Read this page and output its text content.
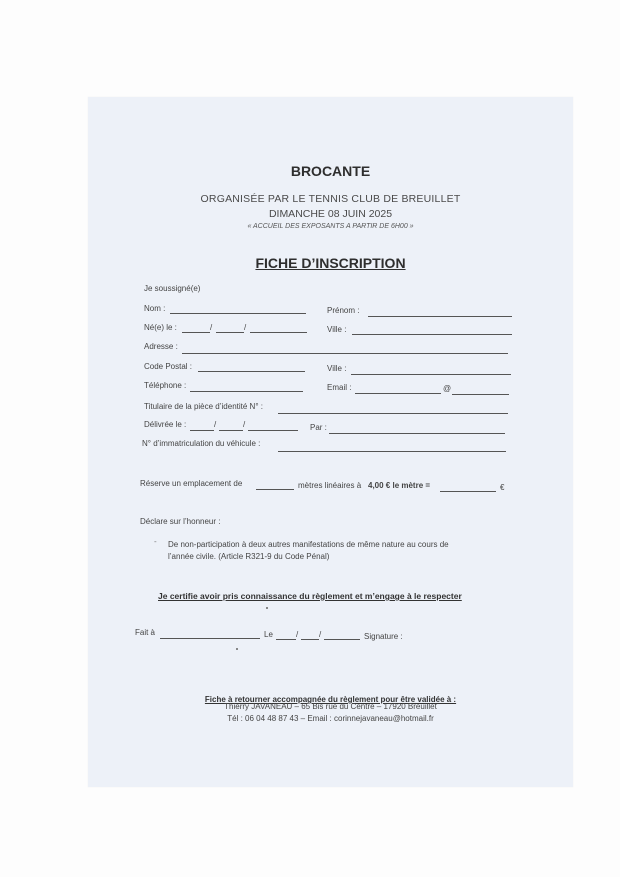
BROCANTE
ORGANISÉE PAR LE TENNIS CLUB DE BREUILLET
DIMANCHE 08 JUIN 2025
« ACCUEIL DES EXPOSANTS A PARTIR DE 6H00 »
FICHE D’INSCRIPTION
Je soussigné(e)
Nom :	Prénom :
Né(e) le :	/	/	Ville :
Adresse :
Code Postal :	Ville :
Téléphone :	Email :	@
Titulaire de la pièce d’identité N° :
Délivrée le :	/	/	Par :
N° d’immatriculation du véhicule :
Réserve un emplacement de	mètres linéaires à 4,00 € le mètre =	€
Déclare sur l’honneur :
- De non-participation à deux autres manifestations de même nature au cours de
l’année civile. (Article R321-9 du Code Pénal)
Je certifie avoir pris connaissance du règlement et m’engage à le respecter
Fait à	Le	/	/	Signature :
Fiche à retourner accompagnée du règlement pour être validée à :
Thierry JAVANEAU – 65 Bis rue du Centre – 17920 Breuillet
Tél : 06 04 48 87 43 – Email : corinnejavaneau@hotmail.fr
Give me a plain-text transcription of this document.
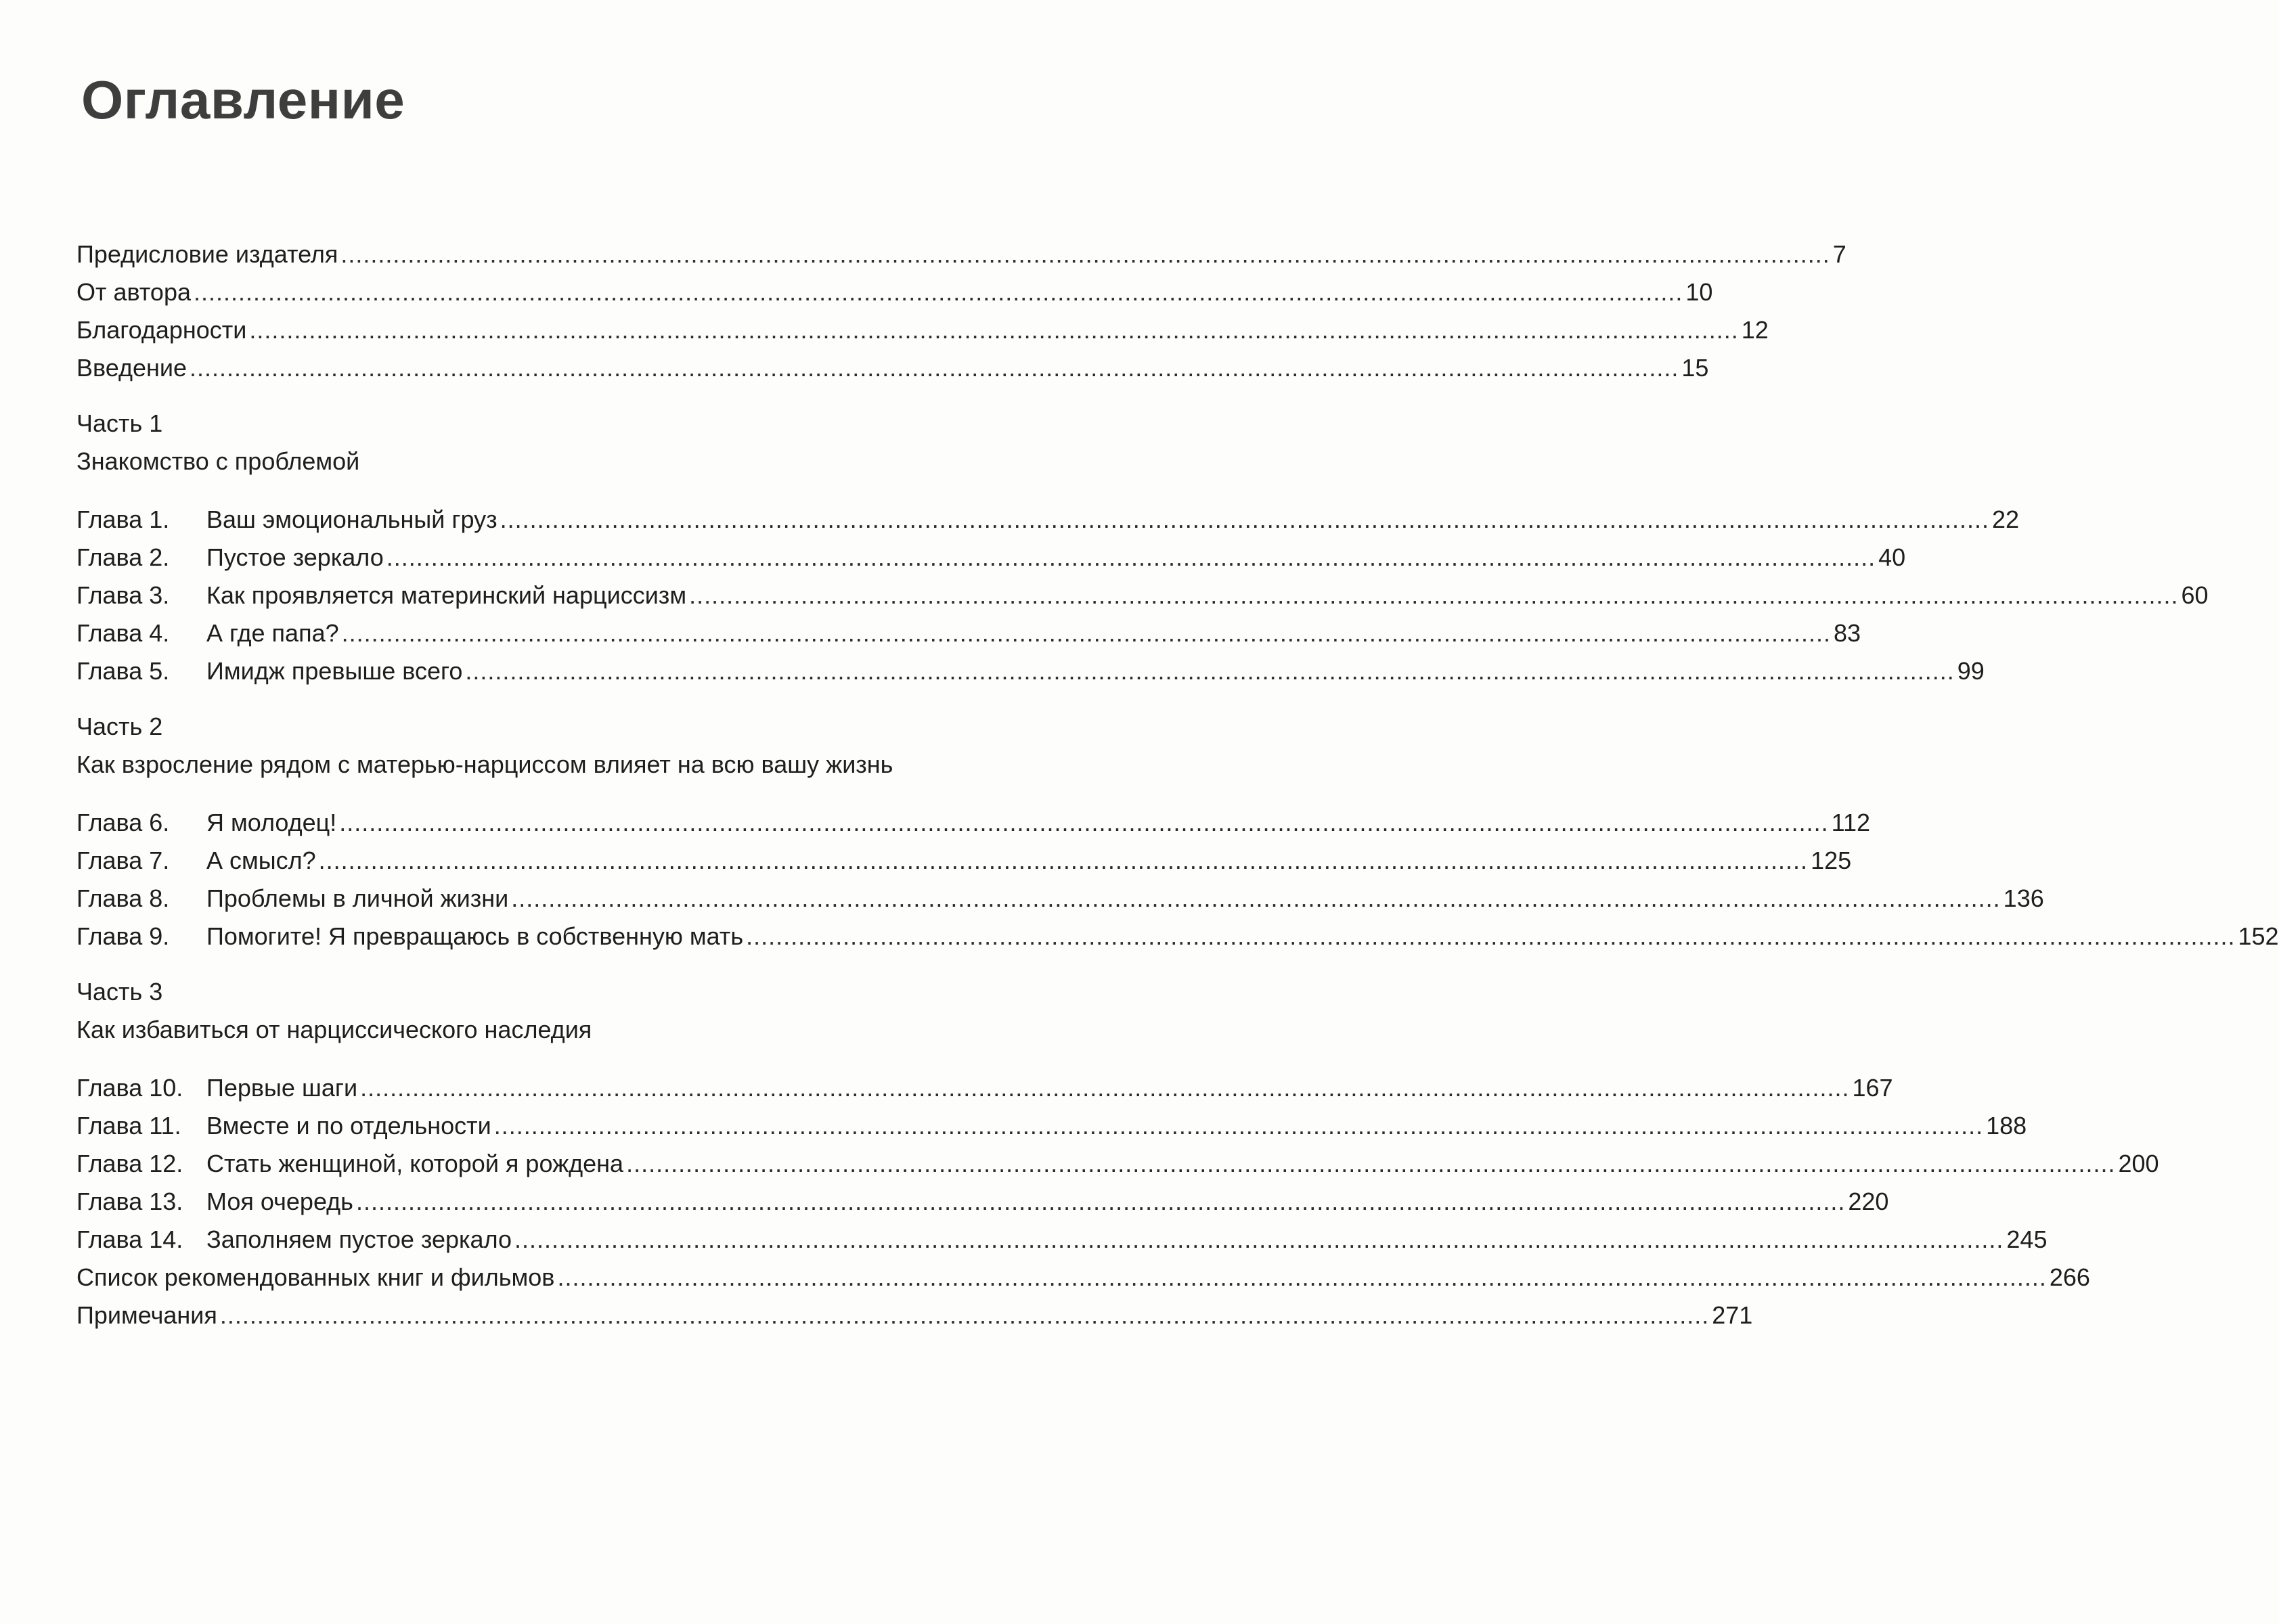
Оглавление
Предисловие издателя ........................................................................................................................................................................................................ 7
От автора ........................................................................................................................................................................................................ 10
Благодарности ........................................................................................................................................................................................................ 12
Введение ........................................................................................................................................................................................................ 15
Часть 1
Знакомство с проблемой
Глава 1.	Ваш эмоциональный груз ........................................................................................................................................................................................................ 22
Глава 2.	Пустое зеркало ........................................................................................................................................................................................................ 40
Глава 3.	Как проявляется материнский нарциссизм ........................................................................................................................................................................................................ 60
Глава 4.	А где папа? ........................................................................................................................................................................................................ 83
Глава 5.	Имидж превыше всего ........................................................................................................................................................................................................ 99
Часть 2
Как взросление рядом с матерью-нарциссом влияет на всю вашу жизнь
Глава 6.	Я молодец! ........................................................................................................................................................................................................ 112
Глава 7.	А смысл? ........................................................................................................................................................................................................ 125
Глава 8.	Проблемы в личной жизни ........................................................................................................................................................................................................ 136
Глава 9.	Помогите! Я превращаюсь в собственную мать ........................................................................................................................................................................................................ 152
Часть 3
Как избавиться от нарциссического наследия
Глава 10. Первые шаги ........................................................................................................................................................................................................ 167
Глава 11.	Вместе и по отдельности ........................................................................................................................................................................................................ 188
Глава 12. Стать женщиной, которой я рождена ........................................................................................................................................................................................................ 200
Глава 13. Моя очередь ........................................................................................................................................................................................................ 220
Глава 14. Заполняем пустое зеркало ........................................................................................................................................................................................................ 245
Список рекомендованных книг и фильмов ........................................................................................................................................................................................................ 266
Примечания ........................................................................................................................................................................................................ 271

☆ ☆ ☆

**Work instructions:** Copy out all the records exactly, excluding pictures.

**The reply:**
Read this page and output its text content.
BROCANTE
ORGANISÉE PAR LE TENNIS CLUB DE BREUILLET
DIMANCHE 08 JUIN 2025
« ACCUEIL DES EXPOSANTS A PARTIR DE 6H00 »
FICHE D’INSCRIPTION
Je soussigné(e)
Nom :	Prénom :
Né(e) le :	/	/	Ville :
Adresse :
Code Postal :	Ville :
Téléphone :	Email :	@
Titulaire de la pièce d’identité N° :
Délivrée le :	/	/	Par :
N° d’immatriculation du véhicule :
Réserve un emplacement de	mètres linéaires à 4,00 € le mètre =	€
Déclare sur l’honneur :
- De non-participation à deux autres manifestations de même nature au cours de
l’année civile. (Article R321-9 du Code Pénal)
Je certifie avoir pris connaissance du règlement et m’engage à le respecter
Fait à	Le	/	/	Signature :
Fiche à retourner accompagnée du règlement pour être validée à :
Thierry JAVANEAU – 65 Bis rue du Centre – 17920 Breuillet
Tél : 06 04 48 87 43 – Email : corinnejavaneau@hotmail.fr
Give me a plain-text transcription of this document.
Оглавление
Предисловие издателя ........................................................................................................................................................................................................ 7
От автора ........................................................................................................................................................................................................ 10
Благодарности ........................................................................................................................................................................................................ 12
Введение ........................................................................................................................................................................................................ 15
Часть 1
Знакомство с проблемой
Глава 1.	Ваш эмоциональный груз ........................................................................................................................................................................................................ 22
Глава 2.	Пустое зеркало ........................................................................................................................................................................................................ 40
Глава 3.	Как проявляется материнский нарциссизм ........................................................................................................................................................................................................ 60
Глава 4.	А где папа? ........................................................................................................................................................................................................ 83
Глава 5.	Имидж превыше всего ........................................................................................................................................................................................................ 99
Часть 2
Как взросление рядом с матерью-нарциссом влияет на всю вашу жизнь
Глава 6.	Я молодец! ........................................................................................................................................................................................................ 112
Глава 7.	А смысл? ........................................................................................................................................................................................................ 125
Глава 8.	Проблемы в личной жизни ........................................................................................................................................................................................................ 136
Глава 9.	Помогите! Я превращаюсь в собственную мать ........................................................................................................................................................................................................ 152
Часть 3
Как избавиться от нарциссического наследия
Глава 10. Первые шаги ........................................................................................................................................................................................................ 167
Глава 11.	Вместе и по отдельности ........................................................................................................................................................................................................ 188
Глава 12. Стать женщиной, которой я рождена ........................................................................................................................................................................................................ 200
Глава 13. Моя очередь ........................................................................................................................................................................................................ 220
Глава 14. Заполняем пустое зеркало ........................................................................................................................................................................................................ 245
Список рекомендованных книг и фильмов ........................................................................................................................................................................................................ 266
Примечания ........................................................................................................................................................................................................ 271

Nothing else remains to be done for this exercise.